What the task asks> Give the number of lines in the data that hold the string "озер". Nothing else is needed.

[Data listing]
┄┄┄┄┄┄┄┄┄┄

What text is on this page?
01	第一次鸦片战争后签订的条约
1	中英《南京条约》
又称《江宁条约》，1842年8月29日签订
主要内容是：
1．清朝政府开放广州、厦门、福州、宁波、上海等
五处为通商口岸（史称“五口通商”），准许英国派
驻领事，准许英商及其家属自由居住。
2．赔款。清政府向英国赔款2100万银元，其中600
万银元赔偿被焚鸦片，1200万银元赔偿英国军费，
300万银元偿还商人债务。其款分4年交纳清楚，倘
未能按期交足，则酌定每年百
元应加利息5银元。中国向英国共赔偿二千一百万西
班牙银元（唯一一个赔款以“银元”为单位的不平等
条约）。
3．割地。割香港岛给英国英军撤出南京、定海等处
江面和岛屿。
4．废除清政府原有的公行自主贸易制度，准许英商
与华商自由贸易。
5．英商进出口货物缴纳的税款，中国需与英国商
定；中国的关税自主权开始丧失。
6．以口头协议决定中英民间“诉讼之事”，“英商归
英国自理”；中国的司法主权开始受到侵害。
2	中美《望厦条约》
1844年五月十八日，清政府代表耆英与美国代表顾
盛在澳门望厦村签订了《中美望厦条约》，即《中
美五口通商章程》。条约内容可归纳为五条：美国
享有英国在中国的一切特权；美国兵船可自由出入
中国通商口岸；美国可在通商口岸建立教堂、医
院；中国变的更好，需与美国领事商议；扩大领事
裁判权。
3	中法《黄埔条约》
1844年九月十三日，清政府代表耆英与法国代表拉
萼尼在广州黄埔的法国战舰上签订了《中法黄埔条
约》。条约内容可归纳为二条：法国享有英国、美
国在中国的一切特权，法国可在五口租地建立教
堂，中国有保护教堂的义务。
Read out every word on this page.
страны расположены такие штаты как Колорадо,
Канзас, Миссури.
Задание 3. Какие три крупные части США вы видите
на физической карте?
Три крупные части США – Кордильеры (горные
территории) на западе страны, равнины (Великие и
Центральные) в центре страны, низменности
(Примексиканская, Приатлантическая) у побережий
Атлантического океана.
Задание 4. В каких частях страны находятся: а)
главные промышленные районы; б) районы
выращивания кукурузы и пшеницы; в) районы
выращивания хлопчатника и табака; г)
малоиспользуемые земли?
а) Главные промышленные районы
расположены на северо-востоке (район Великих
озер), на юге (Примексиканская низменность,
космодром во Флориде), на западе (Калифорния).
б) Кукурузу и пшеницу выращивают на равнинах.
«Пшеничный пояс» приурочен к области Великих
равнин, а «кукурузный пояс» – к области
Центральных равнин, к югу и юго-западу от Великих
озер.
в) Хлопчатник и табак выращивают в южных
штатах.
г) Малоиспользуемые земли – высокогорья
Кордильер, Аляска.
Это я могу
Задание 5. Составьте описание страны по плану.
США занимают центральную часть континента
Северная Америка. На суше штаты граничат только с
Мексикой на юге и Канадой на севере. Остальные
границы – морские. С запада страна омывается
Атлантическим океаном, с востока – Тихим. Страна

┄┄┄┄┄┄┄┄┄┄

Written answer> 2